PROVIDED INFORMATION:
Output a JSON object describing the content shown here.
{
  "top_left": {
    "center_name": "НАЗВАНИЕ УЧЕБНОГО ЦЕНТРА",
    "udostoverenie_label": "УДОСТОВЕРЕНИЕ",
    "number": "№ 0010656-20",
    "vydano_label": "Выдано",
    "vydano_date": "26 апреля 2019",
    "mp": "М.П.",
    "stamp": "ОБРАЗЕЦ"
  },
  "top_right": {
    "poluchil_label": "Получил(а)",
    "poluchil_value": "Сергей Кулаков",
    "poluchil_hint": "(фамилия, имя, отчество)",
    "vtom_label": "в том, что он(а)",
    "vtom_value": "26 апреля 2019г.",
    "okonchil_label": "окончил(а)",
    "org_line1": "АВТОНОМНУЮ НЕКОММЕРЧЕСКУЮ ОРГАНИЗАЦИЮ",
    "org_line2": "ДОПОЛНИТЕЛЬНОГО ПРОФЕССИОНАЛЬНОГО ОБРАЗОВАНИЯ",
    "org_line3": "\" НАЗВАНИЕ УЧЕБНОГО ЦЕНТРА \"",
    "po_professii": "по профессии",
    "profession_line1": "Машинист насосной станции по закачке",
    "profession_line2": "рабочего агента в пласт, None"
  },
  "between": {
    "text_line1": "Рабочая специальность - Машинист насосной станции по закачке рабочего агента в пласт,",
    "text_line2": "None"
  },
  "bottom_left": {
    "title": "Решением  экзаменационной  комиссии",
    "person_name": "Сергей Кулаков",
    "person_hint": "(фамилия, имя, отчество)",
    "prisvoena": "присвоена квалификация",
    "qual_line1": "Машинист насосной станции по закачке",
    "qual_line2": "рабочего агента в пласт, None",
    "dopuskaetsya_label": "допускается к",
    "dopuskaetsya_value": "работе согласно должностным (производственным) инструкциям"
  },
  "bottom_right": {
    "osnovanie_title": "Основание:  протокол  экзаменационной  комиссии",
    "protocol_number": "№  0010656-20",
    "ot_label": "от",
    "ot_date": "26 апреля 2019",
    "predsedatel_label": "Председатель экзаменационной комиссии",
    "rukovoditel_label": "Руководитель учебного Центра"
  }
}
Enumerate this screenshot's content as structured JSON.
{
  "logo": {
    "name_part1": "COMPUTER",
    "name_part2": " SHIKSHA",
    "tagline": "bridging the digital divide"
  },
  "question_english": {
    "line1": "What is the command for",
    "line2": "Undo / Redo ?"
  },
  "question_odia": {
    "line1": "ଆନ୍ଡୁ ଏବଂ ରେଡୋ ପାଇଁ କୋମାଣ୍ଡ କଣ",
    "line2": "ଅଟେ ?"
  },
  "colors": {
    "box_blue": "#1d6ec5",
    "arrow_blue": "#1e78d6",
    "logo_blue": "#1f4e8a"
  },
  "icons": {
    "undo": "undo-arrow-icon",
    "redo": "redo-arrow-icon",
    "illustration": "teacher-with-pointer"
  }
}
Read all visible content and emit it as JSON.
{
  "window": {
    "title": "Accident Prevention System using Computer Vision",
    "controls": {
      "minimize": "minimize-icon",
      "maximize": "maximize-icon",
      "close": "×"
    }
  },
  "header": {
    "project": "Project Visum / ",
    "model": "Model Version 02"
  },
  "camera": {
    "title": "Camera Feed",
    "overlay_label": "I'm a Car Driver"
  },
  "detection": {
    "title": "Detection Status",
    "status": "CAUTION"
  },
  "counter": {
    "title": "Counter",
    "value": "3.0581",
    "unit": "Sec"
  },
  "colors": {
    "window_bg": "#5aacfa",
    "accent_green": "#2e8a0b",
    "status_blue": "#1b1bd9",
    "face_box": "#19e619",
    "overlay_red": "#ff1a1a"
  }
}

WRITTEN PROBLEM: Each line above must be reproduced exactly as it stands.

WORKED ANSWER:
Output a JSON object describing the content shown here.
{
  "top_left": {
    "center_name": "НАЗВАНИЕ УЧЕБНОГО ЦЕНТРА",
    "udostoverenie_label": "УДОСТОВЕРЕНИЕ",
    "number": "№ 0010656-20",
    "vydano_label": "Выдано",
    "vydano_date": "26 апреля 2019",
    "mp": "М.П.",
    "stamp": "ОБРАЗЕЦ"
  },
  "top_right": {
    "poluchil_label": "Получил(а)",
    "poluchil_value": "Сергей Кулаков",
    "poluchil_hint": "(фамилия, имя, отчество)",
    "vtom_label": "в том, что он(а)",
    "vtom_value": "26 апреля 2019г.",
    "okonchil_label": "окончил(а)",
    "org_line1": "АВТОНОМНУЮ НЕКОММЕРЧЕСКУЮ ОРГАНИЗАЦИЮ",
    "org_line2": "ДОПОЛНИТЕЛЬНОГО ПРОФЕССИОНАЛЬНОГО ОБРАЗОВАНИЯ",
    "org_line3": "\" НАЗВАНИЕ УЧЕБНОГО ЦЕНТРА \"",
    "po_professii": "по профессии",
    "profession_line1": "Машинист насосной станции по закачке",
    "profession_line2": "рабочего агента в пласт, None"
  },
  "between": {
    "text_line1": "Рабочая специальность - Машинист насосной станции по закачке рабочего агента в пласт,",
    "text_line2": "None"
  },
  "bottom_left": {
    "title": "Решением  экзаменационной  комиссии",
    "person_name": "Сергей Кулаков",
    "person_hint": "(фамилия, имя, отчество)",
    "prisvoena": "присвоена квалификация",
    "qual_line1": "Машинист насосной станции по закачке",
    "qual_line2": "рабочего агента в пласт, None",
    "dopuskaetsya_label": "допускается к",
    "dopuskaetsya_value": "работе согласно должностным (производственным) инструкциям"
  },
  "bottom_right": {
    "osnovanie_title": "Основание:  протокол  экзаменационной  комиссии",
    "protocol_number": "№  0010656-20",
    "ot_label": "от",
    "ot_date": "26 апреля 2019",
    "predsedatel_label": "Председатель экзаменационной комиссии",
    "rukovoditel_label": "Руководитель учебного Центра"
  }
}
Enumerate this screenshot's content as structured JSON.
{
  "logo": {
    "name_part1": "COMPUTER",
    "name_part2": " SHIKSHA",
    "tagline": "bridging the digital divide"
  },
  "question_english": {
    "line1": "What is the command for",
    "line2": "Undo / Redo ?"
  },
  "question_odia": {
    "line1": "ଆନ୍ଡୁ ଏବଂ ରେଡୋ ପାଇଁ କୋମାଣ୍ଡ କଣ",
    "line2": "ଅଟେ ?"
  },
  "colors": {
    "box_blue": "#1d6ec5",
    "arrow_blue": "#1e78d6",
    "logo_blue": "#1f4e8a"
  },
  "icons": {
    "undo": "undo-arrow-icon",
    "redo": "redo-arrow-icon",
    "illustration": "teacher-with-pointer"
  }
}
Read all visible content and emit it as JSON.
{
  "window": {
    "title": "Accident Prevention System using Computer Vision",
    "controls": {
      "minimize": "minimize-icon",
      "maximize": "maximize-icon",
      "close": "×"
    }
  },
  "header": {
    "project": "Project Visum / ",
    "model": "Model Version 02"
  },
  "camera": {
    "title": "Camera Feed",
    "overlay_label": "I'm a Car Driver"
  },
  "detection": {
    "title": "Detection Status",
    "status": "CAUTION"
  },
  "counter": {
    "title": "Counter",
    "value": "3.0581",
    "unit": "Sec"
  },
  "colors": {
    "window_bg": "#5aacfa",
    "accent_green": "#2e8a0b",
    "status_blue": "#1b1bd9",
    "face_box": "#19e619",
    "overlay_red": "#ff1a1a"
  }
}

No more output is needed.